***** Supplied material

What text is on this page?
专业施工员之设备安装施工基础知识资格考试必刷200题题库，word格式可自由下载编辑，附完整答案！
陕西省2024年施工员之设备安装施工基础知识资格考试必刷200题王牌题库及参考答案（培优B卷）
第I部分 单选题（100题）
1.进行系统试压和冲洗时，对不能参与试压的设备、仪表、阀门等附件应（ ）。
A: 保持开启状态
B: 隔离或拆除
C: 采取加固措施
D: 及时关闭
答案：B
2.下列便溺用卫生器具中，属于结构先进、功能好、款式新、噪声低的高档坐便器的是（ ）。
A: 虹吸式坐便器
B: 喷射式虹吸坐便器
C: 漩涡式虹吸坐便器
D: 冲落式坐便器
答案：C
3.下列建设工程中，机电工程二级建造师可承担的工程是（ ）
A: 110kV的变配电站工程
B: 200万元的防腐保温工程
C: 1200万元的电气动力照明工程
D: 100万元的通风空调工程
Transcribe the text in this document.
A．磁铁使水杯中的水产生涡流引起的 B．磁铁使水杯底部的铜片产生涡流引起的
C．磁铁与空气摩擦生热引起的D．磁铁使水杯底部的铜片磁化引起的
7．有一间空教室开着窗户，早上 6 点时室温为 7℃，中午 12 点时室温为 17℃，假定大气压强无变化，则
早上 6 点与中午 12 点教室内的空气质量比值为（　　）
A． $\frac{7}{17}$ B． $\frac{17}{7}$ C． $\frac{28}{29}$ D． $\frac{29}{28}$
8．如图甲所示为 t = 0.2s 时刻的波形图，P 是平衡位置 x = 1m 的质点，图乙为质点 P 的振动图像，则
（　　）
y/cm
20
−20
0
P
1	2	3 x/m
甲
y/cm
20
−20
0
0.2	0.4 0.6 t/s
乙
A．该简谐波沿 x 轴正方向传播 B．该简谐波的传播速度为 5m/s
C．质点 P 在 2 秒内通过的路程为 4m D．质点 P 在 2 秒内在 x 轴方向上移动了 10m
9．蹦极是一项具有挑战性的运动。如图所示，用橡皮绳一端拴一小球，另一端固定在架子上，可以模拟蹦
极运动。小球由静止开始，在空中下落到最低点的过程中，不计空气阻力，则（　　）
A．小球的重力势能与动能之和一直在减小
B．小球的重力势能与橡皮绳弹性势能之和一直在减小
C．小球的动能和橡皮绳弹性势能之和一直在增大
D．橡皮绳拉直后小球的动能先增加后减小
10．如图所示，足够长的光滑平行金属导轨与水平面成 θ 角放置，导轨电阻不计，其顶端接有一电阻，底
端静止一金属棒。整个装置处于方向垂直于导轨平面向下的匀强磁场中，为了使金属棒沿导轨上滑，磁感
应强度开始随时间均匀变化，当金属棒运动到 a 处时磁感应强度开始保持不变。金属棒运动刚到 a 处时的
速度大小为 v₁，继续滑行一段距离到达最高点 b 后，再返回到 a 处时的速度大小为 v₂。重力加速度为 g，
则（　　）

**********

▸ Objective:
Copy whichever lines in the listing above contain the word "如图所示".

▸ Task solution:
9．蹦极是一项具有挑战性的运动。如图所示，用橡皮绳一端拴一小球，另一端固定在架子上，可以模拟蹦
10．如图所示，足够长的光滑平行金属导轨与水平面成 θ 角放置，导轨电阻不计，其顶端接有一电阻，底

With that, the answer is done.